↓↓↓

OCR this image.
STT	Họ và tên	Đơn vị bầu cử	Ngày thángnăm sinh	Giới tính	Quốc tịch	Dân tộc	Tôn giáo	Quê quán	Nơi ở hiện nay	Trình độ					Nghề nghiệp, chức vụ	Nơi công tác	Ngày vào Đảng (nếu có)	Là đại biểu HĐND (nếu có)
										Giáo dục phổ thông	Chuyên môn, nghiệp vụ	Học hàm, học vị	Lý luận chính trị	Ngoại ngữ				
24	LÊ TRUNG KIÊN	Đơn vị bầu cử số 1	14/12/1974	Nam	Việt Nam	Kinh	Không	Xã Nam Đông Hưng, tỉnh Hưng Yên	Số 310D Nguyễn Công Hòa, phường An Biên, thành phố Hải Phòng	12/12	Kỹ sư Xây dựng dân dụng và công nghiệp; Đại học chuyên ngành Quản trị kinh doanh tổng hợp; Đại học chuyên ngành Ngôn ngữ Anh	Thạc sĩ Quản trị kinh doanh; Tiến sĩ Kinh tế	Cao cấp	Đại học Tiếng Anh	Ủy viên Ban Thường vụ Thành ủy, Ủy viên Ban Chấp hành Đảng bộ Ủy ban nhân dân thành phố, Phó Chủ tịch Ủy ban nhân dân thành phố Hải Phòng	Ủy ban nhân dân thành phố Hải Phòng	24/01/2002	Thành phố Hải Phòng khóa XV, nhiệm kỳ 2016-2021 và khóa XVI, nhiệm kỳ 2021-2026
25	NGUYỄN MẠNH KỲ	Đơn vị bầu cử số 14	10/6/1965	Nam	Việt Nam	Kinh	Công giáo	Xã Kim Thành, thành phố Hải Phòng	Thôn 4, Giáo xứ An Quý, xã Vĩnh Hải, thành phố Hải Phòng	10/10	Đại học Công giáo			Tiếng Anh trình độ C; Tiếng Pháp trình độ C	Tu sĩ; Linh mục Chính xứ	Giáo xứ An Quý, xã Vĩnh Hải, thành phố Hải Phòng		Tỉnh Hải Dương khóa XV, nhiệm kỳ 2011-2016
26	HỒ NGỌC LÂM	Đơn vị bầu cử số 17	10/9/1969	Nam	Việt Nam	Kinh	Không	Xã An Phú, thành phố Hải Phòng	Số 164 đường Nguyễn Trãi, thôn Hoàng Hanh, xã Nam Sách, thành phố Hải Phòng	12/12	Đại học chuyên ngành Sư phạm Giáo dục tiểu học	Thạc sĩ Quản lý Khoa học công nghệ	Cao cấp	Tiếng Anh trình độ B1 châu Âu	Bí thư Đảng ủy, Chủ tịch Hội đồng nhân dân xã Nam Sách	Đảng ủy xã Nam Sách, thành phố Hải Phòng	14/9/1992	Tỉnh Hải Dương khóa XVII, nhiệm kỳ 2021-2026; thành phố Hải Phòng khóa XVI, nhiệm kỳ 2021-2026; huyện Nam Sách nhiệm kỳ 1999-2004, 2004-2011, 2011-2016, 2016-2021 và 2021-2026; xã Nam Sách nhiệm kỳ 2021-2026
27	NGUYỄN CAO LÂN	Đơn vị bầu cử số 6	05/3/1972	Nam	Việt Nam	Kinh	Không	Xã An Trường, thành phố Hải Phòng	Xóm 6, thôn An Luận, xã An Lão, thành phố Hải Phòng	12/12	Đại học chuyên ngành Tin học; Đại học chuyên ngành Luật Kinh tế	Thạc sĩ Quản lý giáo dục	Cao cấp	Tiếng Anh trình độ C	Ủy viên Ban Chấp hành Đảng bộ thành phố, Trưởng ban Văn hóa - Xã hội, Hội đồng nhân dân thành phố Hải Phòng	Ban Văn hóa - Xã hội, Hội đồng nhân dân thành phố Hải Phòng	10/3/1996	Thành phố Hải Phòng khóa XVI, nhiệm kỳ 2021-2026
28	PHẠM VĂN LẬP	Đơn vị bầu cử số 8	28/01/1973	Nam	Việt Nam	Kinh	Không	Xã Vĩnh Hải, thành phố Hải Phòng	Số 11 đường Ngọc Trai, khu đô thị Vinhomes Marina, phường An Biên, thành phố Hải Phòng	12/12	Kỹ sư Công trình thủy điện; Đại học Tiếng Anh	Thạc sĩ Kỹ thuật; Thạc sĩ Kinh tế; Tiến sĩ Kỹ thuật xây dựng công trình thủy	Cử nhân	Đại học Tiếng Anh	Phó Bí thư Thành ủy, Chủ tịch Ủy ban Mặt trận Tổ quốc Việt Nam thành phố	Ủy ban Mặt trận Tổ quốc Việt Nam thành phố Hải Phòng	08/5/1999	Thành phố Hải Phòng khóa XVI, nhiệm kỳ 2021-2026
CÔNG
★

↑↑↑

DIRECTIONS FOR THIS TASK » Each line of the listing should be echoed back exactly.

COMPLETED TASK »
OCR this image.
STT	Họ và tên	Đơn vị bầu cử	Ngày thángnăm sinh	Giới tính	Quốc tịch	Dân tộc	Tôn giáo	Quê quán	Nơi ở hiện nay	Trình độ					Nghề nghiệp, chức vụ	Nơi công tác	Ngày vào Đảng (nếu có)	Là đại biểu HĐND (nếu có)
										Giáo dục phổ thông	Chuyên môn, nghiệp vụ	Học hàm, học vị	Lý luận chính trị	Ngoại ngữ				
24	LÊ TRUNG KIÊN	Đơn vị bầu cử số 1	14/12/1974	Nam	Việt Nam	Kinh	Không	Xã Nam Đông Hưng, tỉnh Hưng Yên	Số 310D Nguyễn Công Hòa, phường An Biên, thành phố Hải Phòng	12/12	Kỹ sư Xây dựng dân dụng và công nghiệp; Đại học chuyên ngành Quản trị kinh doanh tổng hợp; Đại học chuyên ngành Ngôn ngữ Anh	Thạc sĩ Quản trị kinh doanh; Tiến sĩ Kinh tế	Cao cấp	Đại học Tiếng Anh	Ủy viên Ban Thường vụ Thành ủy, Ủy viên Ban Chấp hành Đảng bộ Ủy ban nhân dân thành phố, Phó Chủ tịch Ủy ban nhân dân thành phố Hải Phòng	Ủy ban nhân dân thành phố Hải Phòng	24/01/2002	Thành phố Hải Phòng khóa XV, nhiệm kỳ 2016-2021 và khóa XVI, nhiệm kỳ 2021-2026
25	NGUYỄN MẠNH KỲ	Đơn vị bầu cử số 14	10/6/1965	Nam	Việt Nam	Kinh	Công giáo	Xã Kim Thành, thành phố Hải Phòng	Thôn 4, Giáo xứ An Quý, xã Vĩnh Hải, thành phố Hải Phòng	10/10	Đại học Công giáo			Tiếng Anh trình độ C; Tiếng Pháp trình độ C	Tu sĩ; Linh mục Chính xứ	Giáo xứ An Quý, xã Vĩnh Hải, thành phố Hải Phòng		Tỉnh Hải Dương khóa XV, nhiệm kỳ 2011-2016
26	HỒ NGỌC LÂM	Đơn vị bầu cử số 17	10/9/1969	Nam	Việt Nam	Kinh	Không	Xã An Phú, thành phố Hải Phòng	Số 164 đường Nguyễn Trãi, thôn Hoàng Hanh, xã Nam Sách, thành phố Hải Phòng	12/12	Đại học chuyên ngành Sư phạm Giáo dục tiểu học	Thạc sĩ Quản lý Khoa học công nghệ	Cao cấp	Tiếng Anh trình độ B1 châu Âu	Bí thư Đảng ủy, Chủ tịch Hội đồng nhân dân xã Nam Sách	Đảng ủy xã Nam Sách, thành phố Hải Phòng	14/9/1992	Tỉnh Hải Dương khóa XVII, nhiệm kỳ 2021-2026; thành phố Hải Phòng khóa XVI, nhiệm kỳ 2021-2026; huyện Nam Sách nhiệm kỳ 1999-2004, 2004-2011, 2011-2016, 2016-2021 và 2021-2026; xã Nam Sách nhiệm kỳ 2021-2026
27	NGUYỄN CAO LÂN	Đơn vị bầu cử số 6	05/3/1972	Nam	Việt Nam	Kinh	Không	Xã An Trường, thành phố Hải Phòng	Xóm 6, thôn An Luận, xã An Lão, thành phố Hải Phòng	12/12	Đại học chuyên ngành Tin học; Đại học chuyên ngành Luật Kinh tế	Thạc sĩ Quản lý giáo dục	Cao cấp	Tiếng Anh trình độ C	Ủy viên Ban Chấp hành Đảng bộ thành phố, Trưởng ban Văn hóa - Xã hội, Hội đồng nhân dân thành phố Hải Phòng	Ban Văn hóa - Xã hội, Hội đồng nhân dân thành phố Hải Phòng	10/3/1996	Thành phố Hải Phòng khóa XVI, nhiệm kỳ 2021-2026
28	PHẠM VĂN LẬP	Đơn vị bầu cử số 8	28/01/1973	Nam	Việt Nam	Kinh	Không	Xã Vĩnh Hải, thành phố Hải Phòng	Số 11 đường Ngọc Trai, khu đô thị Vinhomes Marina, phường An Biên, thành phố Hải Phòng	12/12	Kỹ sư Công trình thủy điện; Đại học Tiếng Anh	Thạc sĩ Kỹ thuật; Thạc sĩ Kinh tế; Tiến sĩ Kỹ thuật xây dựng công trình thủy	Cử nhân	Đại học Tiếng Anh	Phó Bí thư Thành ủy, Chủ tịch Ủy ban Mặt trận Tổ quốc Việt Nam thành phố	Ủy ban Mặt trận Tổ quốc Việt Nam thành phố Hải Phòng	08/5/1999	Thành phố Hải Phòng khóa XVI, nhiệm kỳ 2021-2026
CÔNG
★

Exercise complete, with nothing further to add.